Work instructions
Leaving out all images, write out the records that follow exactly.

-------- Data extract --------

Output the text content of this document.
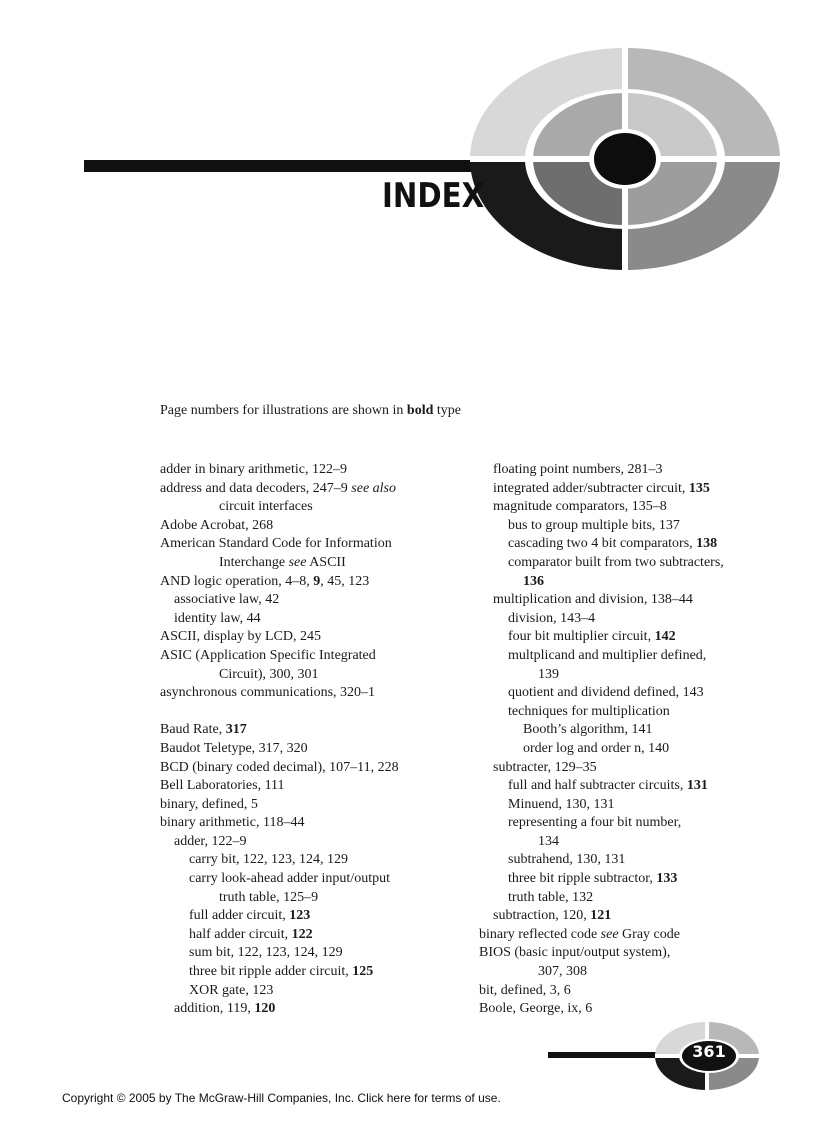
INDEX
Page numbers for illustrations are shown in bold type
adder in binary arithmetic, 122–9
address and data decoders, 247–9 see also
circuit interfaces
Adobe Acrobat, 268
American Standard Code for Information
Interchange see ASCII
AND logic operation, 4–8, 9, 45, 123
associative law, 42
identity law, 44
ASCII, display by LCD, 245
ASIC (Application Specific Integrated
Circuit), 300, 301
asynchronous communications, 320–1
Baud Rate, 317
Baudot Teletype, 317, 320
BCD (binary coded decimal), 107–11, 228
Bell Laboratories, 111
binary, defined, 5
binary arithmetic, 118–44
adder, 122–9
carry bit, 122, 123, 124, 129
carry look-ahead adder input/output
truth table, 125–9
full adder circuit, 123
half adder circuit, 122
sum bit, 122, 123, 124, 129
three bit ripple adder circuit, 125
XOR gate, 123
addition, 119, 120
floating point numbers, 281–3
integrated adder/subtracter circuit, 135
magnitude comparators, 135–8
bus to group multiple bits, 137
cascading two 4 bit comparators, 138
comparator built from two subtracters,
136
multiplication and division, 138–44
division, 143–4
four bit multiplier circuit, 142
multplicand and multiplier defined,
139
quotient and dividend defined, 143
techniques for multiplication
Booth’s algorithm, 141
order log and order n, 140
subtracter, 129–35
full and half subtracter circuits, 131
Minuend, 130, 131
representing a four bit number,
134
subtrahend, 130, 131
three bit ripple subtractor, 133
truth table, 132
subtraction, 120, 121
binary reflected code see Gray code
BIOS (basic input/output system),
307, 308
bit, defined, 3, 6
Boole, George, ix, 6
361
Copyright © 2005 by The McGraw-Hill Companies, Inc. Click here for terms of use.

--------

Solution below
Output the text content of this document.
INDEX
Page numbers for illustrations are shown in bold type
adder in binary arithmetic, 122–9
address and data decoders, 247–9 see also
circuit interfaces
Adobe Acrobat, 268
American Standard Code for Information
Interchange see ASCII
AND logic operation, 4–8, 9, 45, 123
associative law, 42
identity law, 44
ASCII, display by LCD, 245
ASIC (Application Specific Integrated
Circuit), 300, 301
asynchronous communications, 320–1
Baud Rate, 317
Baudot Teletype, 317, 320
BCD (binary coded decimal), 107–11, 228
Bell Laboratories, 111
binary, defined, 5
binary arithmetic, 118–44
adder, 122–9
carry bit, 122, 123, 124, 129
carry look-ahead adder input/output
truth table, 125–9
full adder circuit, 123
half adder circuit, 122
sum bit, 122, 123, 124, 129
three bit ripple adder circuit, 125
XOR gate, 123
addition, 119, 120
floating point numbers, 281–3
integrated adder/subtracter circuit, 135
magnitude comparators, 135–8
bus to group multiple bits, 137
cascading two 4 bit comparators, 138
comparator built from two subtracters,
136
multiplication and division, 138–44
division, 143–4
four bit multiplier circuit, 142
multplicand and multiplier defined,
139
quotient and dividend defined, 143
techniques for multiplication
Booth’s algorithm, 141
order log and order n, 140
subtracter, 129–35
full and half subtracter circuits, 131
Minuend, 130, 131
representing a four bit number,
134
subtrahend, 130, 131
three bit ripple subtractor, 133
truth table, 132
subtraction, 120, 121
binary reflected code see Gray code
BIOS (basic input/output system),
307, 308
bit, defined, 3, 6
Boole, George, ix, 6
361
Copyright © 2005 by The McGraw-Hill Companies, Inc. Click here for terms of use.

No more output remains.